### EXERCISE DETAILS
Take the listing and print it in full, exactly as given.

### ROWS
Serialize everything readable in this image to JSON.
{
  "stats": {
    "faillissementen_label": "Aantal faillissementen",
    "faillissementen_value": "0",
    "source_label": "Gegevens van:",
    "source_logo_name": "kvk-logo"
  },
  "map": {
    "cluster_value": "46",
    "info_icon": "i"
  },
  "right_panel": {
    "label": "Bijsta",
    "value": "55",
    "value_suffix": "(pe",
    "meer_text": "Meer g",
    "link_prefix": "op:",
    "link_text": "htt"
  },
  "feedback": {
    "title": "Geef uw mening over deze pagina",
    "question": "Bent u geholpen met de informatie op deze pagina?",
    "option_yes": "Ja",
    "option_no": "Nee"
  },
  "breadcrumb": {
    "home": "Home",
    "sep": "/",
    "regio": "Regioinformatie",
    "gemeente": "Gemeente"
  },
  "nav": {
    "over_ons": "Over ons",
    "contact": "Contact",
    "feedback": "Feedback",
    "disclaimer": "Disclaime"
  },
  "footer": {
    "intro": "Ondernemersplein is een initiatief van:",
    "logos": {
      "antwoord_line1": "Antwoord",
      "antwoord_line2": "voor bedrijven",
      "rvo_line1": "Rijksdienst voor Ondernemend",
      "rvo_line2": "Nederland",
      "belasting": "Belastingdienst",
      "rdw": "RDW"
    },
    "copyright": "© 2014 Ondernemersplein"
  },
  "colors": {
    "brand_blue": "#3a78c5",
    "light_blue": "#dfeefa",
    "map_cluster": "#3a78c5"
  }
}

### SOLUTION FOR THIS PROBLEM
Serialize everything readable in this image to JSON.
{
  "stats": {
    "faillissementen_label": "Aantal faillissementen",
    "faillissementen_value": "0",
    "source_label": "Gegevens van:",
    "source_logo_name": "kvk-logo"
  },
  "map": {
    "cluster_value": "46",
    "info_icon": "i"
  },
  "right_panel": {
    "label": "Bijsta",
    "value": "55",
    "value_suffix": "(pe",
    "meer_text": "Meer g",
    "link_prefix": "op:",
    "link_text": "htt"
  },
  "feedback": {
    "title": "Geef uw mening over deze pagina",
    "question": "Bent u geholpen met de informatie op deze pagina?",
    "option_yes": "Ja",
    "option_no": "Nee"
  },
  "breadcrumb": {
    "home": "Home",
    "sep": "/",
    "regio": "Regioinformatie",
    "gemeente": "Gemeente"
  },
  "nav": {
    "over_ons": "Over ons",
    "contact": "Contact",
    "feedback": "Feedback",
    "disclaimer": "Disclaime"
  },
  "footer": {
    "intro": "Ondernemersplein is een initiatief van:",
    "logos": {
      "antwoord_line1": "Antwoord",
      "antwoord_line2": "voor bedrijven",
      "rvo_line1": "Rijksdienst voor Ondernemend",
      "rvo_line2": "Nederland",
      "belasting": "Belastingdienst",
      "rdw": "RDW"
    },
    "copyright": "© 2014 Ondernemersplein"
  },
  "colors": {
    "brand_blue": "#3a78c5",
    "light_blue": "#dfeefa",
    "map_cluster": "#3a78c5"
  }
}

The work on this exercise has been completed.